Quote the data below in full, please, without altering anything.

═════ RECORDS

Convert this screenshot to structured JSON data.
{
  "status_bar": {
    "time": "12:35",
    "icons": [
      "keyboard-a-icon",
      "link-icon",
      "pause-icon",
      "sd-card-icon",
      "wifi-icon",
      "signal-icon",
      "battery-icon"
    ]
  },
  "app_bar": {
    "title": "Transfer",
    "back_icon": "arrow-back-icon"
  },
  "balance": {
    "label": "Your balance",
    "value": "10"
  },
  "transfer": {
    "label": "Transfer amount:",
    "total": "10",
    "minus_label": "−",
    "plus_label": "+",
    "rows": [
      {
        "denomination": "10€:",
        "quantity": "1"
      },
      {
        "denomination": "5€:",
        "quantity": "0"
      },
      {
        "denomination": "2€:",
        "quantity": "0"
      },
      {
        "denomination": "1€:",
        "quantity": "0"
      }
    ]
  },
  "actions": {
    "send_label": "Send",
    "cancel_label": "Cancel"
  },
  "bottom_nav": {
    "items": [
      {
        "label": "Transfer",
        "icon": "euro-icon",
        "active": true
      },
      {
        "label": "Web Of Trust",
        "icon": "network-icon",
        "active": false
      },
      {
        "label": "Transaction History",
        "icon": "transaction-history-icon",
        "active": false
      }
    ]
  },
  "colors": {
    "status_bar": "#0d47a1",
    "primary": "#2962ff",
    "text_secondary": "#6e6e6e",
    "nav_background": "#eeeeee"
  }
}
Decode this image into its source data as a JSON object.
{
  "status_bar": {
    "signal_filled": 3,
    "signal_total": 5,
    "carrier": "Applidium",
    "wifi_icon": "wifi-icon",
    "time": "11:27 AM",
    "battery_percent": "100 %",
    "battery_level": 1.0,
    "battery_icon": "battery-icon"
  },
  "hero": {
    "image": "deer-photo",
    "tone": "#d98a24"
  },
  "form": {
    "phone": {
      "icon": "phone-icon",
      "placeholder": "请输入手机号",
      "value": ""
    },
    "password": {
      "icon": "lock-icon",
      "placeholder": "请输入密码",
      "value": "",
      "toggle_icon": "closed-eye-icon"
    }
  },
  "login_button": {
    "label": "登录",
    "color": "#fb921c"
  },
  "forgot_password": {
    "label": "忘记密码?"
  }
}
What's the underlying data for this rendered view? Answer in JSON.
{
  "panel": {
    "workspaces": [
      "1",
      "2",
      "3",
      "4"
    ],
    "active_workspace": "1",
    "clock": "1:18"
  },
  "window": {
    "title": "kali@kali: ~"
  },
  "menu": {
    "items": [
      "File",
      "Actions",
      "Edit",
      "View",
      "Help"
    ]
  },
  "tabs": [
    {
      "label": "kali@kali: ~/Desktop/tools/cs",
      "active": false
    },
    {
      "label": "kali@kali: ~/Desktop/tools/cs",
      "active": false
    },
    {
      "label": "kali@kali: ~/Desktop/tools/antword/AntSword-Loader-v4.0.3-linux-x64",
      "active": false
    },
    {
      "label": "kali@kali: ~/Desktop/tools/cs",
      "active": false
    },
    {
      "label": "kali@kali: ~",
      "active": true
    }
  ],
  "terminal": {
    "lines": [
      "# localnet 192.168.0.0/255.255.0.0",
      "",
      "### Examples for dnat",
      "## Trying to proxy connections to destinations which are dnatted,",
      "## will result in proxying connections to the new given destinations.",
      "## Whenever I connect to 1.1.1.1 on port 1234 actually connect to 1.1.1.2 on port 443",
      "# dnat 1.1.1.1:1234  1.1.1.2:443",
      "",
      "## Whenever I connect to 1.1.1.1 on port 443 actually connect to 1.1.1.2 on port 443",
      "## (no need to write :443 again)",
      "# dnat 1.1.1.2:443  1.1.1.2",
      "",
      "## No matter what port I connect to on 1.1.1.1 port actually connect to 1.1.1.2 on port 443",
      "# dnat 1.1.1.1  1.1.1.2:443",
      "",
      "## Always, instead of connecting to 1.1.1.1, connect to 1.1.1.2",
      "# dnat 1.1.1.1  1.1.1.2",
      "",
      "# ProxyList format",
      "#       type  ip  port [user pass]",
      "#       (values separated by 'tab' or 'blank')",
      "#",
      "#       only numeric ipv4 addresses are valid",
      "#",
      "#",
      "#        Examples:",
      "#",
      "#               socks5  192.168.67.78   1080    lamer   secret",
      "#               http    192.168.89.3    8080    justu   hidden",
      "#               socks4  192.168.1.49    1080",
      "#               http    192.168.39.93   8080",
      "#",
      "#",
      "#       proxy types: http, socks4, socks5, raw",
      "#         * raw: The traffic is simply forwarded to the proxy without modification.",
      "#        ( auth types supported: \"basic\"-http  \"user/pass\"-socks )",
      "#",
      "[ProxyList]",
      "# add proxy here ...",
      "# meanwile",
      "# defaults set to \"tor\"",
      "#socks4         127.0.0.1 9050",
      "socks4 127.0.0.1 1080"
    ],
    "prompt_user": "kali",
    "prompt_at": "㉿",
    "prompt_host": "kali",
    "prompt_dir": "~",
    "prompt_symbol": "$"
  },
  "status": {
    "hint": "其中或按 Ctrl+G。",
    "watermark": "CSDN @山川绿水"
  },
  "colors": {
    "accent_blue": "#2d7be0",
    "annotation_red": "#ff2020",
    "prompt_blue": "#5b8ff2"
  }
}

══════════

RESULT FOR THIS TASK -
Convert this screenshot to structured JSON data.
{
  "status_bar": {
    "time": "12:35",
    "icons": [
      "keyboard-a-icon",
      "link-icon",
      "pause-icon",
      "sd-card-icon",
      "wifi-icon",
      "signal-icon",
      "battery-icon"
    ]
  },
  "app_bar": {
    "title": "Transfer",
    "back_icon": "arrow-back-icon"
  },
  "balance": {
    "label": "Your balance",
    "value": "10"
  },
  "transfer": {
    "label": "Transfer amount:",
    "total": "10",
    "minus_label": "−",
    "plus_label": "+",
    "rows": [
      {
        "denomination": "10€:",
        "quantity": "1"
      },
      {
        "denomination": "5€:",
        "quantity": "0"
      },
      {
        "denomination": "2€:",
        "quantity": "0"
      },
      {
        "denomination": "1€:",
        "quantity": "0"
      }
    ]
  },
  "actions": {
    "send_label": "Send",
    "cancel_label": "Cancel"
  },
  "bottom_nav": {
    "items": [
      {
        "label": "Transfer",
        "icon": "euro-icon",
        "active": true
      },
      {
        "label": "Web Of Trust",
        "icon": "network-icon",
        "active": false
      },
      {
        "label": "Transaction History",
        "icon": "transaction-history-icon",
        "active": false
      }
    ]
  },
  "colors": {
    "status_bar": "#0d47a1",
    "primary": "#2962ff",
    "text_secondary": "#6e6e6e",
    "nav_background": "#eeeeee"
  }
}
Decode this image into its source data as a JSON object.
{
  "status_bar": {
    "signal_filled": 3,
    "signal_total": 5,
    "carrier": "Applidium",
    "wifi_icon": "wifi-icon",
    "time": "11:27 AM",
    "battery_percent": "100 %",
    "battery_level": 1.0,
    "battery_icon": "battery-icon"
  },
  "hero": {
    "image": "deer-photo",
    "tone": "#d98a24"
  },
  "form": {
    "phone": {
      "icon": "phone-icon",
      "placeholder": "请输入手机号",
      "value": ""
    },
    "password": {
      "icon": "lock-icon",
      "placeholder": "请输入密码",
      "value": "",
      "toggle_icon": "closed-eye-icon"
    }
  },
  "login_button": {
    "label": "登录",
    "color": "#fb921c"
  },
  "forgot_password": {
    "label": "忘记密码?"
  }
}
What's the underlying data for this rendered view? Answer in JSON.
{
  "panel": {
    "workspaces": [
      "1",
      "2",
      "3",
      "4"
    ],
    "active_workspace": "1",
    "clock": "1:18"
  },
  "window": {
    "title": "kali@kali: ~"
  },
  "menu": {
    "items": [
      "File",
      "Actions",
      "Edit",
      "View",
      "Help"
    ]
  },
  "tabs": [
    {
      "label": "kali@kali: ~/Desktop/tools/cs",
      "active": false
    },
    {
      "label": "kali@kali: ~/Desktop/tools/cs",
      "active": false
    },
    {
      "label": "kali@kali: ~/Desktop/tools/antword/AntSword-Loader-v4.0.3-linux-x64",
      "active": false
    },
    {
      "label": "kali@kali: ~/Desktop/tools/cs",
      "active": false
    },
    {
      "label": "kali@kali: ~",
      "active": true
    }
  ],
  "terminal": {
    "lines": [
      "# localnet 192.168.0.0/255.255.0.0",
      "",
      "### Examples for dnat",
      "## Trying to proxy connections to destinations which are dnatted,",
      "## will result in proxying connections to the new given destinations.",
      "## Whenever I connect to 1.1.1.1 on port 1234 actually connect to 1.1.1.2 on port 443",
      "# dnat 1.1.1.1:1234  1.1.1.2:443",
      "",
      "## Whenever I connect to 1.1.1.1 on port 443 actually connect to 1.1.1.2 on port 443",
      "## (no need to write :443 again)",
      "# dnat 1.1.1.2:443  1.1.1.2",
      "",
      "## No matter what port I connect to on 1.1.1.1 port actually connect to 1.1.1.2 on port 443",
      "# dnat 1.1.1.1  1.1.1.2:443",
      "",
      "## Always, instead of connecting to 1.1.1.1, connect to 1.1.1.2",
      "# dnat 1.1.1.1  1.1.1.2",
      "",
      "# ProxyList format",
      "#       type  ip  port [user pass]",
      "#       (values separated by 'tab' or 'blank')",
      "#",
      "#       only numeric ipv4 addresses are valid",
      "#",
      "#",
      "#        Examples:",
      "#",
      "#               socks5  192.168.67.78   1080    lamer   secret",
      "#               http    192.168.89.3    8080    justu   hidden",
      "#               socks4  192.168.1.49    1080",
      "#               http    192.168.39.93   8080",
      "#",
      "#",
      "#       proxy types: http, socks4, socks5, raw",
      "#         * raw: The traffic is simply forwarded to the proxy without modification.",
      "#        ( auth types supported: \"basic\"-http  \"user/pass\"-socks )",
      "#",
      "[ProxyList]",
      "# add proxy here ...",
      "# meanwile",
      "# defaults set to \"tor\"",
      "#socks4         127.0.0.1 9050",
      "socks4 127.0.0.1 1080"
    ],
    "prompt_user": "kali",
    "prompt_at": "㉿",
    "prompt_host": "kali",
    "prompt_dir": "~",
    "prompt_symbol": "$"
  },
  "status": {
    "hint": "其中或按 Ctrl+G。",
    "watermark": "CSDN @山川绿水"
  },
  "colors": {
    "accent_blue": "#2d7be0",
    "annotation_red": "#ff2020",
    "prompt_blue": "#5b8ff2"
  }
}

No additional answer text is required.